[The input]:
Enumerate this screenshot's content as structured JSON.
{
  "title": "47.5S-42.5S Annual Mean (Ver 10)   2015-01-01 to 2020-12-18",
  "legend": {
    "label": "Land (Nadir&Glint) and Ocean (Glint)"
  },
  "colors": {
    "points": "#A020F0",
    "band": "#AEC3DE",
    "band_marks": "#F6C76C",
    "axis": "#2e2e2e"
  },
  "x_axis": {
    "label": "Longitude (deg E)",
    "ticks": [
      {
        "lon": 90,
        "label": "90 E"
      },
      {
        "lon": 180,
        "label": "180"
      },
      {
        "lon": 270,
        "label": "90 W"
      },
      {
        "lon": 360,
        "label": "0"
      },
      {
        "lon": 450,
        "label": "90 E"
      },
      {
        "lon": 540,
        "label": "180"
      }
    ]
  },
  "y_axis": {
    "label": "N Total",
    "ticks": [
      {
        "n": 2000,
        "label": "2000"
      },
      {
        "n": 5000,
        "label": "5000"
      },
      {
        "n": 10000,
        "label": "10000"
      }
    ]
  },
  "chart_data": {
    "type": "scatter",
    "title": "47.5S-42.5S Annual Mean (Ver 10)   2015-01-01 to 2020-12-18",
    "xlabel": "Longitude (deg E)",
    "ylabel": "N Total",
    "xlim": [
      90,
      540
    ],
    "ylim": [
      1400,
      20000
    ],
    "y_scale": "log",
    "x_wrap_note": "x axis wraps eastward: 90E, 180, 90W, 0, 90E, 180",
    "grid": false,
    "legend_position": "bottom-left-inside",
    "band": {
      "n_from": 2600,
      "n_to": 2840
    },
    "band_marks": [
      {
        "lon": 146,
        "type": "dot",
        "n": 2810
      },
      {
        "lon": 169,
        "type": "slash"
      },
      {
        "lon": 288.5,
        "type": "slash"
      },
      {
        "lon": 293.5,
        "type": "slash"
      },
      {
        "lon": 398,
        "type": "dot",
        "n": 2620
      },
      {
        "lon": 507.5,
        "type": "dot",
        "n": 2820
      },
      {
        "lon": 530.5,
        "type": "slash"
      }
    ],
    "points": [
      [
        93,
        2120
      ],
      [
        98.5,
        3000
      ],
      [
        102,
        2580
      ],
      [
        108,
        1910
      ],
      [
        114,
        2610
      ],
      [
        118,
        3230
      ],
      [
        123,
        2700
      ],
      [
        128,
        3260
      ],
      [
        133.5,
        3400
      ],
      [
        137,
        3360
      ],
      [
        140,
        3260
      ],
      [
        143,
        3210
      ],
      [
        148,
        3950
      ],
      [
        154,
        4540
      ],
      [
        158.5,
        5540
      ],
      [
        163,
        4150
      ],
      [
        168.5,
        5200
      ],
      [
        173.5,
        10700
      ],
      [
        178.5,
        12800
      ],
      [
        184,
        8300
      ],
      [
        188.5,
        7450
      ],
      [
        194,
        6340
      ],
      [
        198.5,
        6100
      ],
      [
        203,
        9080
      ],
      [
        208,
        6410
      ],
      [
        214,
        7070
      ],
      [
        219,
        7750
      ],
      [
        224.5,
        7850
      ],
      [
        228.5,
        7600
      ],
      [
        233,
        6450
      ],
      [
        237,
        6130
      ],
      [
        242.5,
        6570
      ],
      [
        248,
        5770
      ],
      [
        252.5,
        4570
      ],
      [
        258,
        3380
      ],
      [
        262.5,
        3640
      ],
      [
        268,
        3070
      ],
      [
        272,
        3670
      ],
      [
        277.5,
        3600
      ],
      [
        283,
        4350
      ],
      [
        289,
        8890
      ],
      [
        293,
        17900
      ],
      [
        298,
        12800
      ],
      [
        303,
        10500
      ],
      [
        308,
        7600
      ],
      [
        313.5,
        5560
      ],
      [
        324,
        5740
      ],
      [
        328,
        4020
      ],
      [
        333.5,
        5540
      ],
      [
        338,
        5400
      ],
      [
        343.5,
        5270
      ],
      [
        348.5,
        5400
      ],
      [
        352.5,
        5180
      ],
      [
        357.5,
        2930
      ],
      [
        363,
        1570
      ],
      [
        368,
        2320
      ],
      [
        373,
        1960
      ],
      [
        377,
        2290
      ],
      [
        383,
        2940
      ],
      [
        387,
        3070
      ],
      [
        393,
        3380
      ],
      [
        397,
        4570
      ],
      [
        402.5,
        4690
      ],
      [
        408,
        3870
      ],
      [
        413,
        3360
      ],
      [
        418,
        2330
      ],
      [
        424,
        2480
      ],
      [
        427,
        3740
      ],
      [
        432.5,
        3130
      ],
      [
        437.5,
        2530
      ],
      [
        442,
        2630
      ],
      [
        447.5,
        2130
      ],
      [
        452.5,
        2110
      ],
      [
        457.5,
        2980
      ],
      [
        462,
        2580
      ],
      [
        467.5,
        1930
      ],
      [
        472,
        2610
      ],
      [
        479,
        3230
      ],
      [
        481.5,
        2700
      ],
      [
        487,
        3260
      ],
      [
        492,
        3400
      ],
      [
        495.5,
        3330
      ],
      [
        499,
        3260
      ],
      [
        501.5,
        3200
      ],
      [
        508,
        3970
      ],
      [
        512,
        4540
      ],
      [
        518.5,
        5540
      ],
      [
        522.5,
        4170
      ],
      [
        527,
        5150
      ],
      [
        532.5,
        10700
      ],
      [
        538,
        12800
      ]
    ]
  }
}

[Stated goal]: Look through the listing above. Pick out each line with "title" and copy it.

[Complete response]:
  "title": "47.5S-42.5S Annual Mean (Ver 10)   2015-01-01 to 2020-12-18",
    "title": "47.5S-42.5S Annual Mean (Ver 10)   2015-01-01 to 2020-12-18",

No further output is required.